- WHAT TO WORK ON
Every line in the listing is to be echoed verbatim.

-- ITEMS start --

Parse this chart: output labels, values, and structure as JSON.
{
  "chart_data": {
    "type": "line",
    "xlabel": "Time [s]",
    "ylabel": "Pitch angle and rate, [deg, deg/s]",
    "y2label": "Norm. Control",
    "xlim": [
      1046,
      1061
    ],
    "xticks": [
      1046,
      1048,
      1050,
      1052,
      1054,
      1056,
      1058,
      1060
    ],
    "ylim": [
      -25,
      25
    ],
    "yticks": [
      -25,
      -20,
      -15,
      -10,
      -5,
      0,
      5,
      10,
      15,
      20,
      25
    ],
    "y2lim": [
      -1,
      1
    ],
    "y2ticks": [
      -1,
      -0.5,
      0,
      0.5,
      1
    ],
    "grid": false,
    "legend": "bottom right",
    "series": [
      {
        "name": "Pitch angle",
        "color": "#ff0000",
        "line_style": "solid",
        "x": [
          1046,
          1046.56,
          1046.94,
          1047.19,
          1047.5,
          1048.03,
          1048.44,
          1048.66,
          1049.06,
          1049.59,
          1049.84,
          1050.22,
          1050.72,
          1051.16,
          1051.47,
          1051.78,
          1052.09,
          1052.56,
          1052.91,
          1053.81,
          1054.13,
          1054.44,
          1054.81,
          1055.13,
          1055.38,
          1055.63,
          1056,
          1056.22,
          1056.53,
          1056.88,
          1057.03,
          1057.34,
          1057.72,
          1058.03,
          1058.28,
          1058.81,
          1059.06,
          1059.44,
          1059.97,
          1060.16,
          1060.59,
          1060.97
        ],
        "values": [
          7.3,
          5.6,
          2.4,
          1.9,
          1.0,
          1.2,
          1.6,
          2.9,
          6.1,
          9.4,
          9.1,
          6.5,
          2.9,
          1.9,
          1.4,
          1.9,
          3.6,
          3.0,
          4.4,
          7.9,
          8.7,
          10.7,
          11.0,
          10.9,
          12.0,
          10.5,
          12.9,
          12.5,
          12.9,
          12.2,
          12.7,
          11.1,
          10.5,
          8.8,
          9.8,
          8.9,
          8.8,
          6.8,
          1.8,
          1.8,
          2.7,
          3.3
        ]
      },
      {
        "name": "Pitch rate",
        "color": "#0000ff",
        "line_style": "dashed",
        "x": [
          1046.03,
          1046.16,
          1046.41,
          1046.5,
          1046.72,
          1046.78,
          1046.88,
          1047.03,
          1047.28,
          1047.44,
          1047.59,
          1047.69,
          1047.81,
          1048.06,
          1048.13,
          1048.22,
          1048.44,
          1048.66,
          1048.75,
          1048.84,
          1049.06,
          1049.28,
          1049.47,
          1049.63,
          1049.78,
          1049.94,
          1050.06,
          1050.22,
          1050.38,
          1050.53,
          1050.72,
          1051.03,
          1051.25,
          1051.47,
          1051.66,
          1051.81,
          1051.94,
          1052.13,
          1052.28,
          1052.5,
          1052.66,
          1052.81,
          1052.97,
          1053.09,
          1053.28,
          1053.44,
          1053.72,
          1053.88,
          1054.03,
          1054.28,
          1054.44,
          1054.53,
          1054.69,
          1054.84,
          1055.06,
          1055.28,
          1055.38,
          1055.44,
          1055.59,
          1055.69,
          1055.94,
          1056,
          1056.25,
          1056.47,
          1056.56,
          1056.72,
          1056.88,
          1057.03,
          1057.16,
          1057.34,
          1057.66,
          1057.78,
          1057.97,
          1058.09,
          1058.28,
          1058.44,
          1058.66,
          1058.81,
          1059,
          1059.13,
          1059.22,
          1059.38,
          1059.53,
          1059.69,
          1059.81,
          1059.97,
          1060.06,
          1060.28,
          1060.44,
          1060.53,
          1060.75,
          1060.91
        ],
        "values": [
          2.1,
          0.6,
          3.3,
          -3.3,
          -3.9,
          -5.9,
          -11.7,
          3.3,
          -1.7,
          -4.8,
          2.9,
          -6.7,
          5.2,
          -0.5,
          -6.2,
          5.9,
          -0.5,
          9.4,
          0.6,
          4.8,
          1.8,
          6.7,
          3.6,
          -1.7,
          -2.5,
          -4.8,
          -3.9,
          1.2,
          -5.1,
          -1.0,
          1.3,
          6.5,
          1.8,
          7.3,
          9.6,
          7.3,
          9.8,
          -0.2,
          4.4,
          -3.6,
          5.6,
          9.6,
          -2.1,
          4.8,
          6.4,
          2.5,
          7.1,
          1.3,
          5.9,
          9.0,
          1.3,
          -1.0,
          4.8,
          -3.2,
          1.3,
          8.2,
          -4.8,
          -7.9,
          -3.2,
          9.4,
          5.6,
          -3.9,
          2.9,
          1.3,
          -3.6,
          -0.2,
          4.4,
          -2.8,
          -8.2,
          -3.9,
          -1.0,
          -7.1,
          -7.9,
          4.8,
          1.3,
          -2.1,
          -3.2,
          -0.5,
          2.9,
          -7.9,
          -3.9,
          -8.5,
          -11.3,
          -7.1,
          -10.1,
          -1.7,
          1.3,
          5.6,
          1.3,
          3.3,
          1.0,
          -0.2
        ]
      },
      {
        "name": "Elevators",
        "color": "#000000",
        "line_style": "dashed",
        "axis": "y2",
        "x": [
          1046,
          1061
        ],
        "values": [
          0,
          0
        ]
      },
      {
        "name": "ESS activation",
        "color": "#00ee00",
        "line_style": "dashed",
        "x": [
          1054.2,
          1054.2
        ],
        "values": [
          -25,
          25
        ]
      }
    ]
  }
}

-- ITEMS end --

- EXPECTED OUTPUT
Parse this chart: output labels, values, and structure as JSON.
{
  "chart_data": {
    "type": "line",
    "xlabel": "Time [s]",
    "ylabel": "Pitch angle and rate, [deg, deg/s]",
    "y2label": "Norm. Control",
    "xlim": [
      1046,
      1061
    ],
    "xticks": [
      1046,
      1048,
      1050,
      1052,
      1054,
      1056,
      1058,
      1060
    ],
    "ylim": [
      -25,
      25
    ],
    "yticks": [
      -25,
      -20,
      -15,
      -10,
      -5,
      0,
      5,
      10,
      15,
      20,
      25
    ],
    "y2lim": [
      -1,
      1
    ],
    "y2ticks": [
      -1,
      -0.5,
      0,
      0.5,
      1
    ],
    "grid": false,
    "legend": "bottom right",
    "series": [
      {
        "name": "Pitch angle",
        "color": "#ff0000",
        "line_style": "solid",
        "x": [
          1046,
          1046.56,
          1046.94,
          1047.19,
          1047.5,
          1048.03,
          1048.44,
          1048.66,
          1049.06,
          1049.59,
          1049.84,
          1050.22,
          1050.72,
          1051.16,
          1051.47,
          1051.78,
          1052.09,
          1052.56,
          1052.91,
          1053.81,
          1054.13,
          1054.44,
          1054.81,
          1055.13,
          1055.38,
          1055.63,
          1056,
          1056.22,
          1056.53,
          1056.88,
          1057.03,
          1057.34,
          1057.72,
          1058.03,
          1058.28,
          1058.81,
          1059.06,
          1059.44,
          1059.97,
          1060.16,
          1060.59,
          1060.97
        ],
        "values": [
          7.3,
          5.6,
          2.4,
          1.9,
          1.0,
          1.2,
          1.6,
          2.9,
          6.1,
          9.4,
          9.1,
          6.5,
          2.9,
          1.9,
          1.4,
          1.9,
          3.6,
          3.0,
          4.4,
          7.9,
          8.7,
          10.7,
          11.0,
          10.9,
          12.0,
          10.5,
          12.9,
          12.5,
          12.9,
          12.2,
          12.7,
          11.1,
          10.5,
          8.8,
          9.8,
          8.9,
          8.8,
          6.8,
          1.8,
          1.8,
          2.7,
          3.3
        ]
      },
      {
        "name": "Pitch rate",
        "color": "#0000ff",
        "line_style": "dashed",
        "x": [
          1046.03,
          1046.16,
          1046.41,
          1046.5,
          1046.72,
          1046.78,
          1046.88,
          1047.03,
          1047.28,
          1047.44,
          1047.59,
          1047.69,
          1047.81,
          1048.06,
          1048.13,
          1048.22,
          1048.44,
          1048.66,
          1048.75,
          1048.84,
          1049.06,
          1049.28,
          1049.47,
          1049.63,
          1049.78,
          1049.94,
          1050.06,
          1050.22,
          1050.38,
          1050.53,
          1050.72,
          1051.03,
          1051.25,
          1051.47,
          1051.66,
          1051.81,
          1051.94,
          1052.13,
          1052.28,
          1052.5,
          1052.66,
          1052.81,
          1052.97,
          1053.09,
          1053.28,
          1053.44,
          1053.72,
          1053.88,
          1054.03,
          1054.28,
          1054.44,
          1054.53,
          1054.69,
          1054.84,
          1055.06,
          1055.28,
          1055.38,
          1055.44,
          1055.59,
          1055.69,
          1055.94,
          1056,
          1056.25,
          1056.47,
          1056.56,
          1056.72,
          1056.88,
          1057.03,
          1057.16,
          1057.34,
          1057.66,
          1057.78,
          1057.97,
          1058.09,
          1058.28,
          1058.44,
          1058.66,
          1058.81,
          1059,
          1059.13,
          1059.22,
          1059.38,
          1059.53,
          1059.69,
          1059.81,
          1059.97,
          1060.06,
          1060.28,
          1060.44,
          1060.53,
          1060.75,
          1060.91
        ],
        "values": [
          2.1,
          0.6,
          3.3,
          -3.3,
          -3.9,
          -5.9,
          -11.7,
          3.3,
          -1.7,
          -4.8,
          2.9,
          -6.7,
          5.2,
          -0.5,
          -6.2,
          5.9,
          -0.5,
          9.4,
          0.6,
          4.8,
          1.8,
          6.7,
          3.6,
          -1.7,
          -2.5,
          -4.8,
          -3.9,
          1.2,
          -5.1,
          -1.0,
          1.3,
          6.5,
          1.8,
          7.3,
          9.6,
          7.3,
          9.8,
          -0.2,
          4.4,
          -3.6,
          5.6,
          9.6,
          -2.1,
          4.8,
          6.4,
          2.5,
          7.1,
          1.3,
          5.9,
          9.0,
          1.3,
          -1.0,
          4.8,
          -3.2,
          1.3,
          8.2,
          -4.8,
          -7.9,
          -3.2,
          9.4,
          5.6,
          -3.9,
          2.9,
          1.3,
          -3.6,
          -0.2,
          4.4,
          -2.8,
          -8.2,
          -3.9,
          -1.0,
          -7.1,
          -7.9,
          4.8,
          1.3,
          -2.1,
          -3.2,
          -0.5,
          2.9,
          -7.9,
          -3.9,
          -8.5,
          -11.3,
          -7.1,
          -10.1,
          -1.7,
          1.3,
          5.6,
          1.3,
          3.3,
          1.0,
          -0.2
        ]
      },
      {
        "name": "Elevators",
        "color": "#000000",
        "line_style": "dashed",
        "axis": "y2",
        "x": [
          1046,
          1061
        ],
        "values": [
          0,
          0
        ]
      },
      {
        "name": "ESS activation",
        "color": "#00ee00",
        "line_style": "dashed",
        "x": [
          1054.2,
          1054.2
        ],
        "values": [
          -25,
          25
        ]
      }
    ]
  }
}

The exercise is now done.